Set problem: Revise the entries starting at the beginning and ending at the line that contains "histogram-bar [330, 595, 365, 662]", changing "y-tick-label" to "price-label" wherever it appears and leaving all else untouched; give back only those lines.

The input:
>>>

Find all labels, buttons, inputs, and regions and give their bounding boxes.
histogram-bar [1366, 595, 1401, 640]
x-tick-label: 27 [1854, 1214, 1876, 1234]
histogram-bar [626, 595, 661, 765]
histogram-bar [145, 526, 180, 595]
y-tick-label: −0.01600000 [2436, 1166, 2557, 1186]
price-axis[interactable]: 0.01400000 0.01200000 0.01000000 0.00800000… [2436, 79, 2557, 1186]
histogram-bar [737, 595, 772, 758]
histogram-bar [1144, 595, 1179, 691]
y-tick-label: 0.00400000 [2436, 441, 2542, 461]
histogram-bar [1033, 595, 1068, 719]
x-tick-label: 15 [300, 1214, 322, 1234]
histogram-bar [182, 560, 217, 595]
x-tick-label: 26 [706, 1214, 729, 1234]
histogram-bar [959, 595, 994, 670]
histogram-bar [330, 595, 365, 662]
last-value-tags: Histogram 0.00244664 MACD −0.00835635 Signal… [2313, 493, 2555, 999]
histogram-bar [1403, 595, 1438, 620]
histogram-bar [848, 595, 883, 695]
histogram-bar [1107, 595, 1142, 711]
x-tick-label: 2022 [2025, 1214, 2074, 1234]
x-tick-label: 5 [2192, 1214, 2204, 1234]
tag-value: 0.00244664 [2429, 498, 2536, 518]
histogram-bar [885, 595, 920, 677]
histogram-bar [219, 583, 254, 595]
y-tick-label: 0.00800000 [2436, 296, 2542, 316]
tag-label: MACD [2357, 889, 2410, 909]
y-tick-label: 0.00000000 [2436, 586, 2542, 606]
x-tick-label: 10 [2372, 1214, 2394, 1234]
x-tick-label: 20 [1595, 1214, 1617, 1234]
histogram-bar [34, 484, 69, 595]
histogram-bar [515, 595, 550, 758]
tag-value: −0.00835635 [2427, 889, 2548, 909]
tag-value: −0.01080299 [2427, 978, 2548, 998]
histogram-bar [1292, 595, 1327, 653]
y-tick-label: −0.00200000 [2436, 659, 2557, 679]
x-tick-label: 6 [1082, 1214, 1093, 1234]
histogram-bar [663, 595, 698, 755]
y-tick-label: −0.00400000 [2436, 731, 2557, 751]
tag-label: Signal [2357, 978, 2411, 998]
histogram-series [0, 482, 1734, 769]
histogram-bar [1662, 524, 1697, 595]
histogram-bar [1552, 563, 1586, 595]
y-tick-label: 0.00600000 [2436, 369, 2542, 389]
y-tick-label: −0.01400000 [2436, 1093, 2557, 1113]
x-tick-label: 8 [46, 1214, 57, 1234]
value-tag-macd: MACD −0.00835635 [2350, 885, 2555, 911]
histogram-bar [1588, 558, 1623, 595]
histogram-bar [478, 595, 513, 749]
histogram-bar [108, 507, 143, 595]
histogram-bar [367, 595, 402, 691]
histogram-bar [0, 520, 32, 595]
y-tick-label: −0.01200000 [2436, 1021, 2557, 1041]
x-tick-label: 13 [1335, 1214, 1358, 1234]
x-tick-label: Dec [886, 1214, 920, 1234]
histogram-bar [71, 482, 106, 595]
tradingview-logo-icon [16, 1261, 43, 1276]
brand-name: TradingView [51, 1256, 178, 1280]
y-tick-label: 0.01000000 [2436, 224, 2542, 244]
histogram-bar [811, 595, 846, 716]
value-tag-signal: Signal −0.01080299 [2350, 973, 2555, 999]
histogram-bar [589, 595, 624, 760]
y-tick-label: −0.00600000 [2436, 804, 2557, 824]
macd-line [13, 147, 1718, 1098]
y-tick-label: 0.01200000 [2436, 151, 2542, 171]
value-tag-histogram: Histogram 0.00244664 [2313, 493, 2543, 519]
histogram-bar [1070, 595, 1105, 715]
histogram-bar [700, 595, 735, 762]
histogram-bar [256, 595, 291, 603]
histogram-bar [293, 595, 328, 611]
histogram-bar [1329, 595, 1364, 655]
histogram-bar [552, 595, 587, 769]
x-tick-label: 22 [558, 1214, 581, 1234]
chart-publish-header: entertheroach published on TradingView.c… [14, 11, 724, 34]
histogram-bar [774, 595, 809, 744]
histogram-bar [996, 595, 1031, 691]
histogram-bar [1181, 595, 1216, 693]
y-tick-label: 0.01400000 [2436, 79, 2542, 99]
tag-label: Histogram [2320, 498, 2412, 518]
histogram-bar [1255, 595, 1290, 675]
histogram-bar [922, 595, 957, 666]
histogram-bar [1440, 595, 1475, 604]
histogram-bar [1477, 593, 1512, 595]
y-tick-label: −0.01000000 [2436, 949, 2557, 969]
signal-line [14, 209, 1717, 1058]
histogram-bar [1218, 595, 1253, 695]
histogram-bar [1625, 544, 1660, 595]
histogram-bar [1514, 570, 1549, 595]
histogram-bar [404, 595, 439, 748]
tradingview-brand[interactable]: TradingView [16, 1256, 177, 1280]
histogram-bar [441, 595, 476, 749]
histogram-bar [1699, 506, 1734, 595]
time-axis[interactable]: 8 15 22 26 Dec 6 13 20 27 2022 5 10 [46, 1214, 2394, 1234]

<<<

Task result:
Find all labels, buttons, inputs, and regions and give their bounding boxes.
histogram-bar [1366, 595, 1401, 640]
x-tick-label: 27 [1854, 1214, 1876, 1234]
histogram-bar [626, 595, 661, 765]
histogram-bar [145, 526, 180, 595]
price-label: −0.01600000 [2436, 1166, 2557, 1186]
price-axis[interactable]: 0.01400000 0.01200000 0.01000000 0.00800000… [2436, 79, 2557, 1186]
histogram-bar [737, 595, 772, 758]
histogram-bar [1144, 595, 1179, 691]
price-label: 0.00400000 [2436, 441, 2542, 461]
histogram-bar [1033, 595, 1068, 719]
x-tick-label: 15 [300, 1214, 322, 1234]
histogram-bar [182, 560, 217, 595]
x-tick-label: 26 [706, 1214, 729, 1234]
histogram-bar [959, 595, 994, 670]
histogram-bar [330, 595, 365, 662]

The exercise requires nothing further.